Challenge:
Find how many lines of the listing include the string "FEEDBACK", and report only that figure.

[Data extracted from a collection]

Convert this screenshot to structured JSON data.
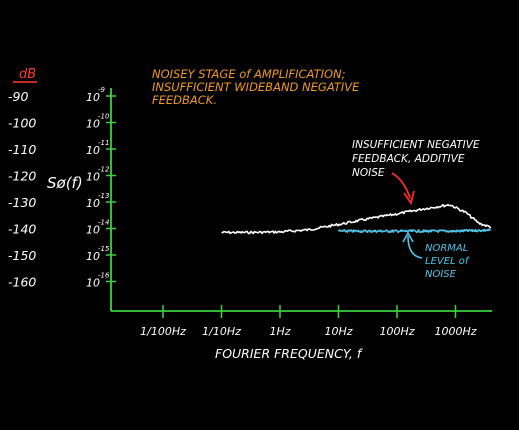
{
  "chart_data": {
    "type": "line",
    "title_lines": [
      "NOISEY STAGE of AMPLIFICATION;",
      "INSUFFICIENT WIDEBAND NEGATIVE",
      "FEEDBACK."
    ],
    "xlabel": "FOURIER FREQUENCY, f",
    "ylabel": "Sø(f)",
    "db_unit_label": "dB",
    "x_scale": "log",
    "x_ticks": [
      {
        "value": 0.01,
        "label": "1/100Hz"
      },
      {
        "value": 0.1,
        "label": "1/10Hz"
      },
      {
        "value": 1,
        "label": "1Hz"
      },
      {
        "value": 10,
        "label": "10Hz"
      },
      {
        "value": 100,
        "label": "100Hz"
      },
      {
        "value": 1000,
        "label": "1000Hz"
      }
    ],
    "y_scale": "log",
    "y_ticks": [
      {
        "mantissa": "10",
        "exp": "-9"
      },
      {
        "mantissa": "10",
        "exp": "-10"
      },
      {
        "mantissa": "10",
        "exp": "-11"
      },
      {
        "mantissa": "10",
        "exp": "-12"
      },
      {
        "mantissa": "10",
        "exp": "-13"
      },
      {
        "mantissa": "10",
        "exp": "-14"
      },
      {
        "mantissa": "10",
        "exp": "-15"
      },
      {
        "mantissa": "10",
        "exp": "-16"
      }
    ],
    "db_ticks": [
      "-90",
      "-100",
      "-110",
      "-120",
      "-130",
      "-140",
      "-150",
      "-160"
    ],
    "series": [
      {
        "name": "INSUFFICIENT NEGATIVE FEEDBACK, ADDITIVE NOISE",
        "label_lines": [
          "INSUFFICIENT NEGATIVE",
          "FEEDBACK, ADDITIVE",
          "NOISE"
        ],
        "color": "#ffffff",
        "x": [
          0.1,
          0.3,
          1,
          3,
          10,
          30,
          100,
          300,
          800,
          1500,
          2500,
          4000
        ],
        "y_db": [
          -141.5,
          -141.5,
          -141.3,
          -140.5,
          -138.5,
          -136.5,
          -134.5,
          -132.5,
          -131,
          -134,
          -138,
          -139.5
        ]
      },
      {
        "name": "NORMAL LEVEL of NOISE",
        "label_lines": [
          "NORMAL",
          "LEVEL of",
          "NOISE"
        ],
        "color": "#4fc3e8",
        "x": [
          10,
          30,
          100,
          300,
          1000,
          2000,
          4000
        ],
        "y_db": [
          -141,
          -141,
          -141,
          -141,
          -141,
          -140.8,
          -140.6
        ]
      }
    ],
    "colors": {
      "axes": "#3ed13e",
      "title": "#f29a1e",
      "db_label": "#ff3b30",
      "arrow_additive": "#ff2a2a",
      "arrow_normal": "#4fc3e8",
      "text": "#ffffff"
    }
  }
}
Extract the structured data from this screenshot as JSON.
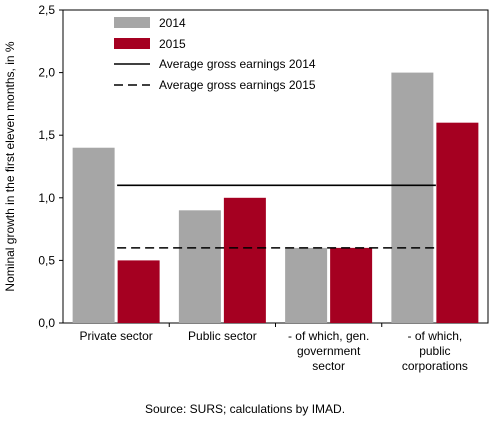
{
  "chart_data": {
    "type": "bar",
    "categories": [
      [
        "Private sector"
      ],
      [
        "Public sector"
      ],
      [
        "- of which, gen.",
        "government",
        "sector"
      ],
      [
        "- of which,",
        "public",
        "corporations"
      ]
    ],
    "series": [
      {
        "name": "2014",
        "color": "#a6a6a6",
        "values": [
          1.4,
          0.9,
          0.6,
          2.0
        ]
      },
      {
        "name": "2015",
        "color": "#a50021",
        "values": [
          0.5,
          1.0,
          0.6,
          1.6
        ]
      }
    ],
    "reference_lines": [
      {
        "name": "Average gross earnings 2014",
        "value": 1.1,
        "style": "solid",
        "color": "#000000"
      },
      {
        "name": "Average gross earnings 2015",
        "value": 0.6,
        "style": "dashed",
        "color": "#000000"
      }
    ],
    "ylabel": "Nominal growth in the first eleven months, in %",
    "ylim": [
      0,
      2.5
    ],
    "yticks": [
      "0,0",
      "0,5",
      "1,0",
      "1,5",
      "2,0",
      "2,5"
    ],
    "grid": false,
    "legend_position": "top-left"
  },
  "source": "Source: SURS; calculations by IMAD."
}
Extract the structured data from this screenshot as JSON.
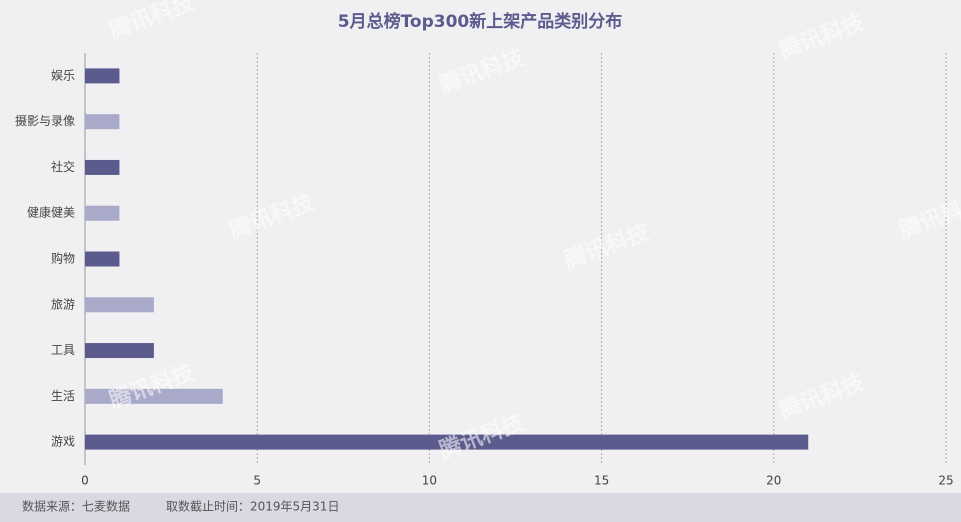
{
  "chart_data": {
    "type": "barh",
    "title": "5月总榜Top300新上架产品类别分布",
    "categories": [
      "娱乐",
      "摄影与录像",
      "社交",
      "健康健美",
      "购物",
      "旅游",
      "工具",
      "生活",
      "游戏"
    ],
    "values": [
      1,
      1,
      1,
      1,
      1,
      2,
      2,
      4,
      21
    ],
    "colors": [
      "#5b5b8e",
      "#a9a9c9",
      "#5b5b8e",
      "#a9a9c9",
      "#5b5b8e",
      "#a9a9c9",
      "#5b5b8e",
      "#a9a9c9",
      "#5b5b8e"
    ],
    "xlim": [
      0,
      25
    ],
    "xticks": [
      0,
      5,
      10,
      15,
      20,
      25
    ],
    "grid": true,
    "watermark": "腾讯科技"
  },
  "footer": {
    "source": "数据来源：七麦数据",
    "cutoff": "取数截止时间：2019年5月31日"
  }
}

Reply to the task:
3